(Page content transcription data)
---------------

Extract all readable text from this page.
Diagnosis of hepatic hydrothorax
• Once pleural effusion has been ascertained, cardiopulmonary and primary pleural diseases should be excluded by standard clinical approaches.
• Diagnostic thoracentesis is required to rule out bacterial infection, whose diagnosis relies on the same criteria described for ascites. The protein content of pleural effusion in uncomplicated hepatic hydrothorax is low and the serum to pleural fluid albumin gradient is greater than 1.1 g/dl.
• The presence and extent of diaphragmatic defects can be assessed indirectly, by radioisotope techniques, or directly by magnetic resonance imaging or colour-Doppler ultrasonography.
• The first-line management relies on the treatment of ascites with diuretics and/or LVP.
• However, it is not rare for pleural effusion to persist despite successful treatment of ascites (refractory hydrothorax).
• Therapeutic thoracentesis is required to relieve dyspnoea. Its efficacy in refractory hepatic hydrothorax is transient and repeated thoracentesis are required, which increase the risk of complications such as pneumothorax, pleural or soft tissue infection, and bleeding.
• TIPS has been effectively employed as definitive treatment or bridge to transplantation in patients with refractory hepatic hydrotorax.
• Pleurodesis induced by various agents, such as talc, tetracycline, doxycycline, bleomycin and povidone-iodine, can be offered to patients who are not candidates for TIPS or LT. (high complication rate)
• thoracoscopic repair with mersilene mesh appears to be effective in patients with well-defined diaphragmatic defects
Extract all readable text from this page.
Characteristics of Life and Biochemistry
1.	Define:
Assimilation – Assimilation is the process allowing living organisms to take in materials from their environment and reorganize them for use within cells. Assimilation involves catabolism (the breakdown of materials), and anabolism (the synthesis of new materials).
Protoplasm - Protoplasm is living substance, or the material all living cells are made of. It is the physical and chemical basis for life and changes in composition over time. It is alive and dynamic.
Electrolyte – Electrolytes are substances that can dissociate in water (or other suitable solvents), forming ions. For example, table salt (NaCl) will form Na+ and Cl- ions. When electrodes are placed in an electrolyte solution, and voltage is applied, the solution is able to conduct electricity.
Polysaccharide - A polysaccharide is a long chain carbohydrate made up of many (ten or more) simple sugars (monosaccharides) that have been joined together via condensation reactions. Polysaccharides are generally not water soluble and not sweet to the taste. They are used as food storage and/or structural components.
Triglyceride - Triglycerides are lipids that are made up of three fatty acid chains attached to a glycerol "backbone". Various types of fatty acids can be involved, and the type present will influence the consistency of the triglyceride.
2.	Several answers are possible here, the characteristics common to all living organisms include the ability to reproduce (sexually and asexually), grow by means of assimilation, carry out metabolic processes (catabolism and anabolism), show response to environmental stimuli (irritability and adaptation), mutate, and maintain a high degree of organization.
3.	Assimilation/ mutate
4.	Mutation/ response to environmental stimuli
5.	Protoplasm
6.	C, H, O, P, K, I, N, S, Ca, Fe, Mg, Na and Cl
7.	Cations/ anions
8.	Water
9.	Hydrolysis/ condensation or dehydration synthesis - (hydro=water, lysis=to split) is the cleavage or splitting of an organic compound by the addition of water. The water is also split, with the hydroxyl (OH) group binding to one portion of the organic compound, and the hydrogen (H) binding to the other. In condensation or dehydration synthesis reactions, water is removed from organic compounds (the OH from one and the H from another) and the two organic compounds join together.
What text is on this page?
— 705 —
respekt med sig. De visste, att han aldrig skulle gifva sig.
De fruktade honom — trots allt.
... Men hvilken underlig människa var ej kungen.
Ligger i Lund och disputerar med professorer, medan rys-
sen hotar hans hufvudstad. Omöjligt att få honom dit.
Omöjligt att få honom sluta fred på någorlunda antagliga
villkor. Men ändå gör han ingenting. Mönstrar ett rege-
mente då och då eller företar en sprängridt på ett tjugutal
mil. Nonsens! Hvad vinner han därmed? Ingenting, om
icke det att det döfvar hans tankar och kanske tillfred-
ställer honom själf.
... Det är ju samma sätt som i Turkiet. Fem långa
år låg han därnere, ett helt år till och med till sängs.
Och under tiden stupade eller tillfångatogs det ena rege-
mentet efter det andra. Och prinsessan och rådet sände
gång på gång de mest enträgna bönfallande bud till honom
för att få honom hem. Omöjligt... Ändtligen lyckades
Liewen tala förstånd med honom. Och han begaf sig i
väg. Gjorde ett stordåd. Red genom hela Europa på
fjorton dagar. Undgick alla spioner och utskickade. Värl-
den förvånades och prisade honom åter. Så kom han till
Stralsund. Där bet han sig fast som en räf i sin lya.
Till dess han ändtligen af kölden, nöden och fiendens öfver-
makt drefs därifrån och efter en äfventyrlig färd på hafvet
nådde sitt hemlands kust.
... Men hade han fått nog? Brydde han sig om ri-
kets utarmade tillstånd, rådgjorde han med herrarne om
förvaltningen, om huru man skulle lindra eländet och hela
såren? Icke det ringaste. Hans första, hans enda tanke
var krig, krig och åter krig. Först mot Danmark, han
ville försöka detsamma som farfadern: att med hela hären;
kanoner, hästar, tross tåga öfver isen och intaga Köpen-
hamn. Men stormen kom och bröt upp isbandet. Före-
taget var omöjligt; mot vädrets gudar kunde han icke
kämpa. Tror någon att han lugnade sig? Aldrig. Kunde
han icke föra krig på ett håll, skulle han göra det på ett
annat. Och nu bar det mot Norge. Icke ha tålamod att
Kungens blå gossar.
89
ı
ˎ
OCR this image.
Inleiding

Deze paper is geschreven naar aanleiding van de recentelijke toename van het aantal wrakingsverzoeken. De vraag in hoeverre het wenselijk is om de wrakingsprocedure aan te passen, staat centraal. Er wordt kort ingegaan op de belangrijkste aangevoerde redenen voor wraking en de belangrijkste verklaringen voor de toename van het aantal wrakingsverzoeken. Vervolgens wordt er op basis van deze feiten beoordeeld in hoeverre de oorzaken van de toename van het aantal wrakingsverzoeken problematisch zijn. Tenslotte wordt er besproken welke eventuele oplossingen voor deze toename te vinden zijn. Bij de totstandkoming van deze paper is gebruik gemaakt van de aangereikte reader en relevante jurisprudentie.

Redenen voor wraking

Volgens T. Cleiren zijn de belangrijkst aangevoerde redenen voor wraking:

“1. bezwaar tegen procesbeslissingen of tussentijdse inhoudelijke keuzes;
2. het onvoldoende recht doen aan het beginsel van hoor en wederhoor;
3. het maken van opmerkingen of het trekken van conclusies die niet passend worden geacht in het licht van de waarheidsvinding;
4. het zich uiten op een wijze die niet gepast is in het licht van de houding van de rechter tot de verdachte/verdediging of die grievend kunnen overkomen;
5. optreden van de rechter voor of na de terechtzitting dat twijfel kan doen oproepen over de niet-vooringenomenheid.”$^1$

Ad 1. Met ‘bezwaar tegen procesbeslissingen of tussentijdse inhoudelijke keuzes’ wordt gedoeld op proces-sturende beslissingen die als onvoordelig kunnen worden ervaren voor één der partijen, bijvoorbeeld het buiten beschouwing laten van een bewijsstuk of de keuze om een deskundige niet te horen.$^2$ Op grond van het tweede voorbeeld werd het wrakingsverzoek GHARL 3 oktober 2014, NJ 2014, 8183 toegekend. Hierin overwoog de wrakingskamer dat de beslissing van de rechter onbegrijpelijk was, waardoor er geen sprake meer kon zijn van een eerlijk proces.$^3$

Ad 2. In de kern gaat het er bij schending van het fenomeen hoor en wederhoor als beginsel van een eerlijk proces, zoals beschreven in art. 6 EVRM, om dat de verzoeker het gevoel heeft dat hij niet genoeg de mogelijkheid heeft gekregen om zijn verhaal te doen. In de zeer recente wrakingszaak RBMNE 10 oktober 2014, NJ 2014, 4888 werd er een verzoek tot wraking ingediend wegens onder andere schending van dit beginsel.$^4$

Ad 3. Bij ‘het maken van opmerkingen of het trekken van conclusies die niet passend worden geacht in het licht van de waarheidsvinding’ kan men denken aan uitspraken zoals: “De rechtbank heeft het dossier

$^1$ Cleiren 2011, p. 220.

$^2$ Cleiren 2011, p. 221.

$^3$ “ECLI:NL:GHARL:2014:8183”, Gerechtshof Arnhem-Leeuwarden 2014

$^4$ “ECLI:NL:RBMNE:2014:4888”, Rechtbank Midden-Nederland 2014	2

---------------

Prompt → Check every line above for the string "åter", and copy the ones that have it.

Answer for this exercise →
den förvånades och prisade honom åter. Så kom han till
var krig, krig och åter krig. Först mot Danmark, han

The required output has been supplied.